> **Your task**
Leave out every picture, and output exactly the lines from the line containing "Type out the text in this image." through the last line of the data.

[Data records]
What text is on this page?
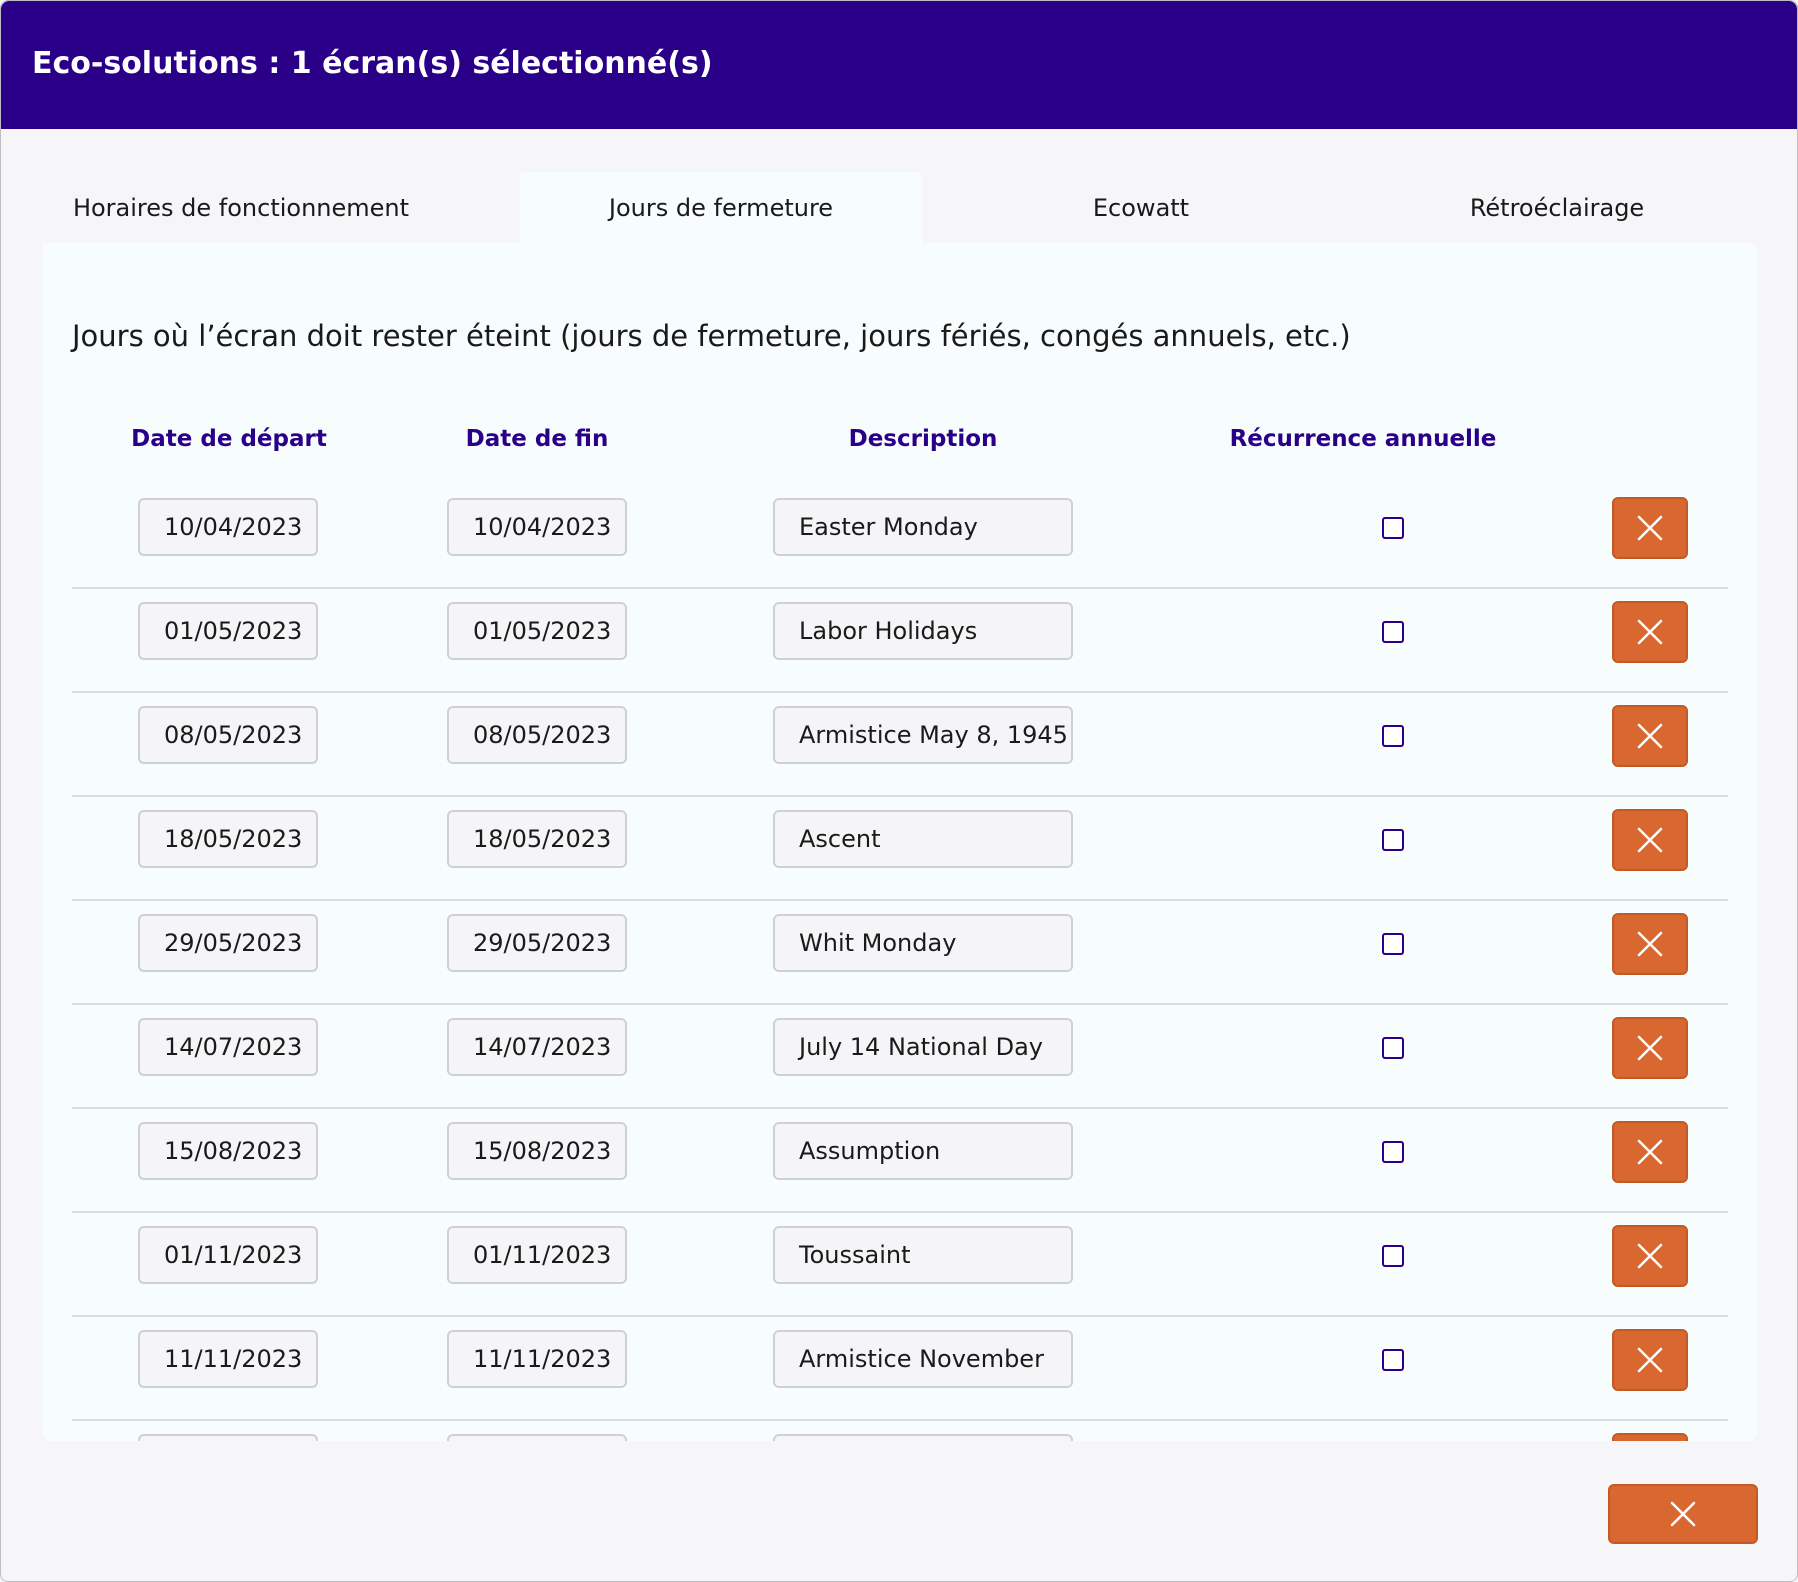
Eco-solutions : 1 écran(s) sélectionné(s)
Horaires de fonctionnement	Jours de fermeture	Ecowatt	Rétroéclairage
Jours où l’écran doit rester éteint (jours de fermeture, jours fériés, congés annuels, etc.)
Date de départ	Date de fin	Description	Récurrence annuelle
10/04/2023	10/04/2023	Easter Monday
01/05/2023	01/05/2023	Labor Holidays
08/05/2023	08/05/2023	Armistice May 8, 1945
18/05/2023	18/05/2023	Ascent
29/05/2023	29/05/2023	Whit Monday
14/07/2023	14/07/2023	July 14 National Day
15/08/2023	15/08/2023	Assumption
01/11/2023	01/11/2023	Toussaint
11/11/2023	11/11/2023	Armistice November
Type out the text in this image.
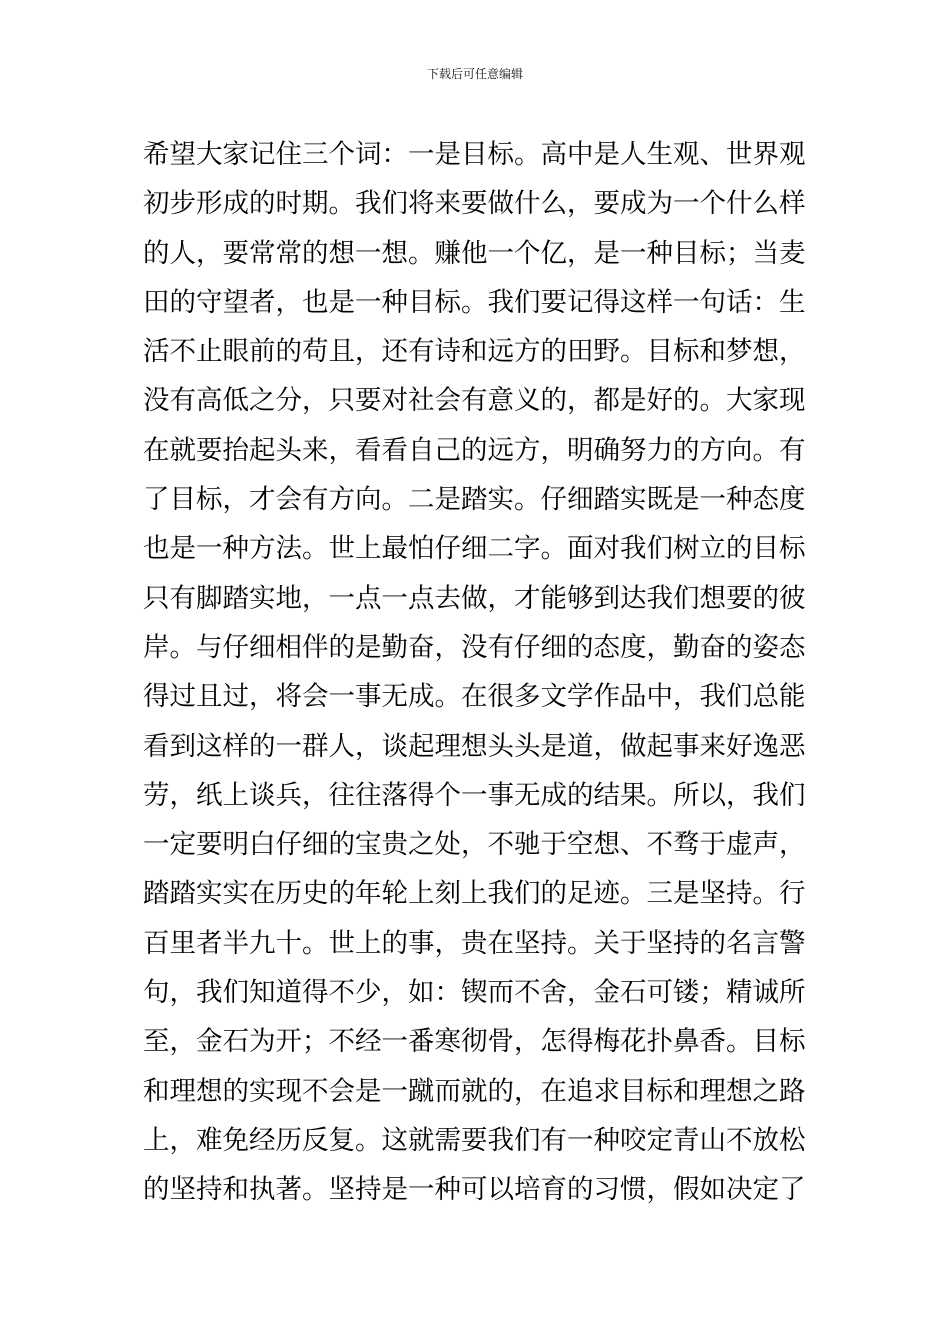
下载后可任意编辑
希望大家记住三个词：一是目标。高中是人生观、世界观
初步形成的时期。我们将来要做什么，要成为一个什么样
的人，要常常的想一想。赚他一个亿，是一种目标；当麦
田的守望者，也是一种目标。我们要记得这样一句话：生
活不止眼前的苟且，还有诗和远方的田野。目标和梦想，
没有高低之分，只要对社会有意义的，都是好的。大家现
在就要抬起头来，看看自己的远方，明确努力的方向。有
了目标，才会有方向。二是踏实。仔细踏实既是一种态度
也是一种方法。世上最怕仔细二字。面对我们树立的目标
只有脚踏实地，一点一点去做，才能够到达我们想要的彼
岸。与仔细相伴的是勤奋，没有仔细的态度，勤奋的姿态
得过且过，将会一事无成。在很多文学作品中，我们总能
看到这样的一群人，谈起理想头头是道，做起事来好逸恶
劳，纸上谈兵，往往落得个一事无成的结果。所以，我们
一定要明白仔细的宝贵之处，不驰于空想、不骛于虚声，
踏踏实实在历史的年轮上刻上我们的足迹。三是坚持。行
百里者半九十。世上的事，贵在坚持。关于坚持的名言警
句，我们知道得不少，如：锲而不舍，金石可镂；精诚所
至，金石为开；不经一番寒彻骨，怎得梅花扑鼻香。目标
和理想的实现不会是一蹴而就的，在追求目标和理想之路
上，难免经历反复。这就需要我们有一种咬定青山不放松
的坚持和执著。坚持是一种可以培育的习惯，假如决定了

> **Exercise output**
Type out the text in this image.
下载后可任意编辑
希望大家记住三个词：一是目标。高中是人生观、世界观
初步形成的时期。我们将来要做什么，要成为一个什么样
的人，要常常的想一想。赚他一个亿，是一种目标；当麦
田的守望者，也是一种目标。我们要记得这样一句话：生
活不止眼前的苟且，还有诗和远方的田野。目标和梦想，
没有高低之分，只要对社会有意义的，都是好的。大家现
在就要抬起头来，看看自己的远方，明确努力的方向。有
了目标，才会有方向。二是踏实。仔细踏实既是一种态度
也是一种方法。世上最怕仔细二字。面对我们树立的目标
只有脚踏实地，一点一点去做，才能够到达我们想要的彼
岸。与仔细相伴的是勤奋，没有仔细的态度，勤奋的姿态
得过且过，将会一事无成。在很多文学作品中，我们总能
看到这样的一群人，谈起理想头头是道，做起事来好逸恶
劳，纸上谈兵，往往落得个一事无成的结果。所以，我们
一定要明白仔细的宝贵之处，不驰于空想、不骛于虚声，
踏踏实实在历史的年轮上刻上我们的足迹。三是坚持。行
百里者半九十。世上的事，贵在坚持。关于坚持的名言警
句，我们知道得不少，如：锲而不舍，金石可镂；精诚所
至，金石为开；不经一番寒彻骨，怎得梅花扑鼻香。目标
和理想的实现不会是一蹴而就的，在追求目标和理想之路
上，难免经历反复。这就需要我们有一种咬定青山不放松
的坚持和执著。坚持是一种可以培育的习惯，假如决定了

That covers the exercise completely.